**Requirement:**
Print the entries below in their entirety, exactly as they are written.
# Entries provided start
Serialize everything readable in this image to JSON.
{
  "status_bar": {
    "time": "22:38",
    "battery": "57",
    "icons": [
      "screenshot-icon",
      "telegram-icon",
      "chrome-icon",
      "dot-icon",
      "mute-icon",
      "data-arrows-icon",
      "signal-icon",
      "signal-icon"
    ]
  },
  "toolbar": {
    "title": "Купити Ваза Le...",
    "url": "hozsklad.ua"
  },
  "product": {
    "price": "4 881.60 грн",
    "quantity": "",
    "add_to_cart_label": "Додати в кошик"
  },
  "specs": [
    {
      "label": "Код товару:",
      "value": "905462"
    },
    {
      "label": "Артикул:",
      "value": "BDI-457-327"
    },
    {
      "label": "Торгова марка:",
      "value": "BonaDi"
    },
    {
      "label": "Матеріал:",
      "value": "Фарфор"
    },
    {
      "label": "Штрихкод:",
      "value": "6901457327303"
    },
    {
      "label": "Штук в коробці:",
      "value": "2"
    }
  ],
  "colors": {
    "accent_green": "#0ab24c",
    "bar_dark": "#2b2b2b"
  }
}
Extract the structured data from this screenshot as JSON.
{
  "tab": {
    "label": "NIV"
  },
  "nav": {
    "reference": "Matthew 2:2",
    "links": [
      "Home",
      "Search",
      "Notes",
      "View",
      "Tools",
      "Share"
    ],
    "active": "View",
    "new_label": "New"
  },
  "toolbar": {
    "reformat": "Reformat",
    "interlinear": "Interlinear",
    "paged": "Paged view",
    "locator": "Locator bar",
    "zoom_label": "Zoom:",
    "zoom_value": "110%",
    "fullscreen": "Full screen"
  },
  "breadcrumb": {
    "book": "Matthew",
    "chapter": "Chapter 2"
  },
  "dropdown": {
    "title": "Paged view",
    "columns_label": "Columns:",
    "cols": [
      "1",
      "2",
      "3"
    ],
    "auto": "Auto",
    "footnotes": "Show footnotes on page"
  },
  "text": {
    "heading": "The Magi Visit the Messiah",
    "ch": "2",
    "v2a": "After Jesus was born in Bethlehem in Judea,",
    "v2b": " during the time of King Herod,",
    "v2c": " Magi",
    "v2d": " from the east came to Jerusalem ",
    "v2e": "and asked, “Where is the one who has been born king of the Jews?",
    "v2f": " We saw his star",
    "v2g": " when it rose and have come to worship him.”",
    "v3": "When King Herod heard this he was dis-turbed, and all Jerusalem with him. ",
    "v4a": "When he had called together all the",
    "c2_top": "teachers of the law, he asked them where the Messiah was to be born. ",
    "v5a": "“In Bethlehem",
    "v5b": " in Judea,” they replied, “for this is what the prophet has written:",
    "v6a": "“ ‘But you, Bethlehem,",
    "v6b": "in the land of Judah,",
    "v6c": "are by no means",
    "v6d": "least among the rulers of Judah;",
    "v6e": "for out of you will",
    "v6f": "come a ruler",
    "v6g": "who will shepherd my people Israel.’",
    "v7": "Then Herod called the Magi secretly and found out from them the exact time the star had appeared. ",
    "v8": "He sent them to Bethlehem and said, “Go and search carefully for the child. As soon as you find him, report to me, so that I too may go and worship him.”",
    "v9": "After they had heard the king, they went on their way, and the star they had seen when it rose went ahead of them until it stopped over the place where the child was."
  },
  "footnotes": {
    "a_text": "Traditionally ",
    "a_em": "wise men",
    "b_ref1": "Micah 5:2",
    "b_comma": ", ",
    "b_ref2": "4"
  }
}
# Entries provided end
**Worked answer:**
Serialize everything readable in this image to JSON.
{
  "status_bar": {
    "time": "22:38",
    "battery": "57",
    "icons": [
      "screenshot-icon",
      "telegram-icon",
      "chrome-icon",
      "dot-icon",
      "mute-icon",
      "data-arrows-icon",
      "signal-icon",
      "signal-icon"
    ]
  },
  "toolbar": {
    "title": "Купити Ваза Le...",
    "url": "hozsklad.ua"
  },
  "product": {
    "price": "4 881.60 грн",
    "quantity": "",
    "add_to_cart_label": "Додати в кошик"
  },
  "specs": [
    {
      "label": "Код товару:",
      "value": "905462"
    },
    {
      "label": "Артикул:",
      "value": "BDI-457-327"
    },
    {
      "label": "Торгова марка:",
      "value": "BonaDi"
    },
    {
      "label": "Матеріал:",
      "value": "Фарфор"
    },
    {
      "label": "Штрихкод:",
      "value": "6901457327303"
    },
    {
      "label": "Штук в коробці:",
      "value": "2"
    }
  ],
  "colors": {
    "accent_green": "#0ab24c",
    "bar_dark": "#2b2b2b"
  }
}
Extract the structured data from this screenshot as JSON.
{
  "tab": {
    "label": "NIV"
  },
  "nav": {
    "reference": "Matthew 2:2",
    "links": [
      "Home",
      "Search",
      "Notes",
      "View",
      "Tools",
      "Share"
    ],
    "active": "View",
    "new_label": "New"
  },
  "toolbar": {
    "reformat": "Reformat",
    "interlinear": "Interlinear",
    "paged": "Paged view",
    "locator": "Locator bar",
    "zoom_label": "Zoom:",
    "zoom_value": "110%",
    "fullscreen": "Full screen"
  },
  "breadcrumb": {
    "book": "Matthew",
    "chapter": "Chapter 2"
  },
  "dropdown": {
    "title": "Paged view",
    "columns_label": "Columns:",
    "cols": [
      "1",
      "2",
      "3"
    ],
    "auto": "Auto",
    "footnotes": "Show footnotes on page"
  },
  "text": {
    "heading": "The Magi Visit the Messiah",
    "ch": "2",
    "v2a": "After Jesus was born in Bethlehem in Judea,",
    "v2b": " during the time of King Herod,",
    "v2c": " Magi",
    "v2d": " from the east came to Jerusalem ",
    "v2e": "and asked, “Where is the one who has been born king of the Jews?",
    "v2f": " We saw his star",
    "v2g": " when it rose and have come to worship him.”",
    "v3": "When King Herod heard this he was dis-turbed, and all Jerusalem with him. ",
    "v4a": "When he had called together all the",
    "c2_top": "teachers of the law, he asked them where the Messiah was to be born. ",
    "v5a": "“In Bethlehem",
    "v5b": " in Judea,” they replied, “for this is what the prophet has written:",
    "v6a": "“ ‘But you, Bethlehem,",
    "v6b": "in the land of Judah,",
    "v6c": "are by no means",
    "v6d": "least among the rulers of Judah;",
    "v6e": "for out of you will",
    "v6f": "come a ruler",
    "v6g": "who will shepherd my people Israel.’",
    "v7": "Then Herod called the Magi secretly and found out from them the exact time the star had appeared. ",
    "v8": "He sent them to Bethlehem and said, “Go and search carefully for the child. As soon as you find him, report to me, so that I too may go and worship him.”",
    "v9": "After they had heard the king, they went on their way, and the star they had seen when it rose went ahead of them until it stopped over the place where the child was."
  },
  "footnotes": {
    "a_text": "Traditionally ",
    "a_em": "wise men",
    "b_ref1": "Micah 5:2",
    "b_comma": ", ",
    "b_ref2": "4"
  }
}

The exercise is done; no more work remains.